## WHAT NEEDS TO BE DONE:
Find the lines holding "Compress" and copy them.

(Dataset items)
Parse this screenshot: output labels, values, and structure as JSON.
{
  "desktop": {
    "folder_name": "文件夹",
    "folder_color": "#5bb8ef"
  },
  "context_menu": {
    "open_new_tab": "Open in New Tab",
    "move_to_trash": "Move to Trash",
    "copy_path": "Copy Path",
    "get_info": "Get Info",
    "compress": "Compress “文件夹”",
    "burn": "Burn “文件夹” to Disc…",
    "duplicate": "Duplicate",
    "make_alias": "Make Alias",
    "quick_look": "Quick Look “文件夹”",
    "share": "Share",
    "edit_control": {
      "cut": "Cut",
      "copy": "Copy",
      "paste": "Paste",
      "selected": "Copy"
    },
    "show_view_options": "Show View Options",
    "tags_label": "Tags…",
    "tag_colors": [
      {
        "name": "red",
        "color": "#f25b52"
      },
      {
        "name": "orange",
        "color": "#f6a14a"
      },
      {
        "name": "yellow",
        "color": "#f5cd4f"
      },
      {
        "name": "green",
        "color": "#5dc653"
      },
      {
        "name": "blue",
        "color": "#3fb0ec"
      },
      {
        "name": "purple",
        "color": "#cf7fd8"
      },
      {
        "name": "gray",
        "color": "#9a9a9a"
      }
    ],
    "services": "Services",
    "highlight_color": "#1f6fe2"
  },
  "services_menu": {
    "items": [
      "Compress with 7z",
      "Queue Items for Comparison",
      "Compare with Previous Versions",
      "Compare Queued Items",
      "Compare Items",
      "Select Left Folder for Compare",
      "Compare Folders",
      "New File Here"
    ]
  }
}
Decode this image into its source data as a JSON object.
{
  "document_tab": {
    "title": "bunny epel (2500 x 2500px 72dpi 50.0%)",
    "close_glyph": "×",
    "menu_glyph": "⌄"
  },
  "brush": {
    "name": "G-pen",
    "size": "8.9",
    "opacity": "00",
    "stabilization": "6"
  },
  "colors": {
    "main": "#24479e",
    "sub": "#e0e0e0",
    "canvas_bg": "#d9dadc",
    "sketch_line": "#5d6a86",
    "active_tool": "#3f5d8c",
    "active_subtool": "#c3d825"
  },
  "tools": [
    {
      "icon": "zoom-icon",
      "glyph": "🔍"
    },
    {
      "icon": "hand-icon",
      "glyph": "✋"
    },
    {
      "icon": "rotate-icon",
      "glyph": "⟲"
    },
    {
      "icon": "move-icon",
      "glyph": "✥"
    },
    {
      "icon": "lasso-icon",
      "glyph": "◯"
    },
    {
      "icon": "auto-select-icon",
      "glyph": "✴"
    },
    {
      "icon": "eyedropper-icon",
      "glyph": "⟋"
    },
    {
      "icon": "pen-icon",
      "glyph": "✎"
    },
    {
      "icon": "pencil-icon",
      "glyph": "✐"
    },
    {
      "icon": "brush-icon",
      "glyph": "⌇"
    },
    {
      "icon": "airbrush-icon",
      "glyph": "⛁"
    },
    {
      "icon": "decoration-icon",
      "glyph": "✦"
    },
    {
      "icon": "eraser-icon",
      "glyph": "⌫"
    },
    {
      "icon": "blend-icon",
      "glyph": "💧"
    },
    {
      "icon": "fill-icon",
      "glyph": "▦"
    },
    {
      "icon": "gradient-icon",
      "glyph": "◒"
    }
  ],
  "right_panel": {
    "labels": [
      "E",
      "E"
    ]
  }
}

## SOLUTION TO THIS TASK:
    "compress": "Compress “文件夹”",
      "Compress with 7z",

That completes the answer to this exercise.